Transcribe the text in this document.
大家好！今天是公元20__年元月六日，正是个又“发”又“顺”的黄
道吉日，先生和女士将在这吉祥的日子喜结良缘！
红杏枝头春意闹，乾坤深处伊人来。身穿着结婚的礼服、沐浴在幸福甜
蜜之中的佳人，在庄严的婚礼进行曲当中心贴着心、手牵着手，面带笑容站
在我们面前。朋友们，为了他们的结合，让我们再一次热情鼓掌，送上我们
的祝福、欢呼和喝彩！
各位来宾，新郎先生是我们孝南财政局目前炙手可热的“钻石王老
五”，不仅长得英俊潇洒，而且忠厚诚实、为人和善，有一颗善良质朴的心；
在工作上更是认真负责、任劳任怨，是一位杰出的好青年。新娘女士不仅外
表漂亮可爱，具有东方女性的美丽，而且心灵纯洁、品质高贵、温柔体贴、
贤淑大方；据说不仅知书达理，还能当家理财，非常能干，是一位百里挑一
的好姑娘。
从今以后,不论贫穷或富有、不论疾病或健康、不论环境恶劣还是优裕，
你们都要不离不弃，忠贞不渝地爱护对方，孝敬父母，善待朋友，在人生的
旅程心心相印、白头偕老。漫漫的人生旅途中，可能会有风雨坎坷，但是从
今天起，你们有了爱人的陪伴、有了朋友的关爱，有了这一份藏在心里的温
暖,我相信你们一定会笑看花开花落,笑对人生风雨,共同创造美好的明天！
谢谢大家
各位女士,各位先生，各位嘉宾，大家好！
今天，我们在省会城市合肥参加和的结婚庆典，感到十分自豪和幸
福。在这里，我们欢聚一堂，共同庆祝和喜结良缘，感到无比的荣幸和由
————
§ **TASK STATEMENT**
The full set of records should be duplicated exactly.

§ **FINISHED EXERCISE**
Transcribe the text in this document.
大家好！今天是公元20__年元月六日，正是个又“发”又“顺”的黄
道吉日，先生和女士将在这吉祥的日子喜结良缘！
红杏枝头春意闹，乾坤深处伊人来。身穿着结婚的礼服、沐浴在幸福甜
蜜之中的佳人，在庄严的婚礼进行曲当中心贴着心、手牵着手，面带笑容站
在我们面前。朋友们，为了他们的结合，让我们再一次热情鼓掌，送上我们
的祝福、欢呼和喝彩！
各位来宾，新郎先生是我们孝南财政局目前炙手可热的“钻石王老
五”，不仅长得英俊潇洒，而且忠厚诚实、为人和善，有一颗善良质朴的心；
在工作上更是认真负责、任劳任怨，是一位杰出的好青年。新娘女士不仅外
表漂亮可爱，具有东方女性的美丽，而且心灵纯洁、品质高贵、温柔体贴、
贤淑大方；据说不仅知书达理，还能当家理财，非常能干，是一位百里挑一
的好姑娘。
从今以后,不论贫穷或富有、不论疾病或健康、不论环境恶劣还是优裕，
你们都要不离不弃，忠贞不渝地爱护对方，孝敬父母，善待朋友，在人生的
旅程心心相印、白头偕老。漫漫的人生旅途中，可能会有风雨坎坷，但是从
今天起，你们有了爱人的陪伴、有了朋友的关爱，有了这一份藏在心里的温
暖,我相信你们一定会笑看花开花落,笑对人生风雨,共同创造美好的明天！
谢谢大家
各位女士,各位先生，各位嘉宾，大家好！
今天，我们在省会城市合肥参加和的结婚庆典，感到十分自豪和幸
福。在这里，我们欢聚一堂，共同庆祝和喜结良缘，感到无比的荣幸和由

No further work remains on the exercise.